» Objective
The forum thread below mentions Uber drivers in France, Italy, Greece and Israel. In one to three sentences, explain why they said each of their cars is shared by two to three drivers over a 24-hour period.

There is the other side of the coin.

We would gladly trade our $60,000 in pension incomes to be 25 and buried in debt .


----------



## ML91 (Dec 5, 2015)

OP, 

I am a 24 year old male living in Toronto. From my experience, probably 80% of the people that are 22-28 living downtown are helped by their parents SIGNIFICANTLY. A lot of my friends are wealthy, as are their friends, and their parents buy them these nice cars, pay for rent, and a lot have their parents credit cards as well. 

Majority of them even "work" for their parents


----------



## peterk (May 16, 2010)

ML91 said:


> OP,
> 
> I am a 24 year old male living in Toronto. From my experience, probably 80% of the people that are 22-28 living downtown are helped by their parents SIGNIFICANTLY. A lot of my friends are wealthy, as are their friends, and their parents buy them these nice cars, pay for rent, and a lot have their parents credit cards as well.
> 
> Majority of them even "work" for their parents


I'm sure that's also a major factor, and a scary one at that. A lot of decay and dysfunction in our economy is being masked by the perfectly rational reaction of the boomers to bail out their floundering children. There would probably be 10-20% of 23-30 year old Canadians living in crime ridden favellas if it weren't for our parents that rescued some of us from unsuccessfully launched careers. What happens when housing prices crash, boomers are all pensioners, and the future 23 year olds have Gen X parents instead?


----------



## Rob Ford's Ghost (Mar 24, 2016)

If you're 'into' cars and recognize what you're looking at, most of the "high end" Mercs, BMWs and Audis cramming the streets of Toronto and Vancouver are typically base models. The demographic buying them are into it for the badge. Why lease a new Accord or Camry at $300 a month when you can put a couple grand down and lease a BMW 3 Series, Mercedes C-Class or Audi A4 at $399 a month instead (sarcasm)? 'Luxury' carmakers are all about leveraging their status to get the middle-class into an entry-level model at an 'affordable' lease rate these days. 


As an aside, I was in France, Italy, Greece and Israel a few months ago. I used Uber pretty extensively in the major cities. The drivers were exclusively younger North African males. Every car was a brand new C250 or 320i. The odometers were already in the 5 digits; talking to the drivers, they said they run the cars constantly, each between 2-3 drivers in a 24 hour period - it's the only way to make money, and not much at that, based on Uber's pay rates, need for new cars and demanding ratings system.


----------



## james4beach (Nov 15, 2012)

I've asked many drivers in Seattle & Portland, and they say they really don't make ANY money driving for Uber. And yes there seem to be a lot of newish, nice looking cars. Many of the drivers are hispanic, middle eastern, or african.

These drivers tell me they make better money from Lyft, which has a better payment scheme and treats their employees better. So I only use Lyft and regular taxis myself.

» Records provided
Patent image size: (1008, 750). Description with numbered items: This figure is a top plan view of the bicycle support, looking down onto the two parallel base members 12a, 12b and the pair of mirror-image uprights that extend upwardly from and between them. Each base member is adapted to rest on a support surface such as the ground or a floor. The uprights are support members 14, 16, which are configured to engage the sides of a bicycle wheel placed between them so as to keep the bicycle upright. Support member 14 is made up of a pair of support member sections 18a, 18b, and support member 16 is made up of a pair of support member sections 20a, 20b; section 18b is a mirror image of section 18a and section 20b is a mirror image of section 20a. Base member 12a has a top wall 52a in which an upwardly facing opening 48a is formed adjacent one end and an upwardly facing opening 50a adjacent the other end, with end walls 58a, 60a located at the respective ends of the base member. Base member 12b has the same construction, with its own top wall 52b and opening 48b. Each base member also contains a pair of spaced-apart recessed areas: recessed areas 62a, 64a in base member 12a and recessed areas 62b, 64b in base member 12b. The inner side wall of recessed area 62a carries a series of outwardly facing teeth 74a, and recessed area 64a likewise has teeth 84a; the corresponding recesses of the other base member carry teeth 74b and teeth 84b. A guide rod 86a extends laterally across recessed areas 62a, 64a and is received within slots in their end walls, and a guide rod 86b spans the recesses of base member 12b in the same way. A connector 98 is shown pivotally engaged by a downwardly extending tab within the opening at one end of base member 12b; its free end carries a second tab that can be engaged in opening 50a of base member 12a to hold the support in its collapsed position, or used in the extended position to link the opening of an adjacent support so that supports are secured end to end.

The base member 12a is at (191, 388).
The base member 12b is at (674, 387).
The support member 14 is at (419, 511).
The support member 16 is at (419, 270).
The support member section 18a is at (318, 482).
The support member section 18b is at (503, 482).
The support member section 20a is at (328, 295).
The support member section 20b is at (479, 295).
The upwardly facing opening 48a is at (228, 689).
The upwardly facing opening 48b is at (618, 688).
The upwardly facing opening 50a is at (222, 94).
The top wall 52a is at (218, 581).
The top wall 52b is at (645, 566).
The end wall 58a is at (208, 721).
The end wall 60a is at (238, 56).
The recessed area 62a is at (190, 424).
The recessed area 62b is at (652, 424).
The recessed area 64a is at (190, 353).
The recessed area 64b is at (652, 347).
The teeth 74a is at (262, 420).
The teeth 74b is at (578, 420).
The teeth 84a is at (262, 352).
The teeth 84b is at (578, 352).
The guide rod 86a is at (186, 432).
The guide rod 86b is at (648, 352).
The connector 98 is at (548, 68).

» Correct answer
The drivers said running the cars constantly, with two to three drivers sharing each car over 24 hours, is the only way to make money. Even then they earn little, because of Uber's pay rates, the need for new cars and the demanding ratings system.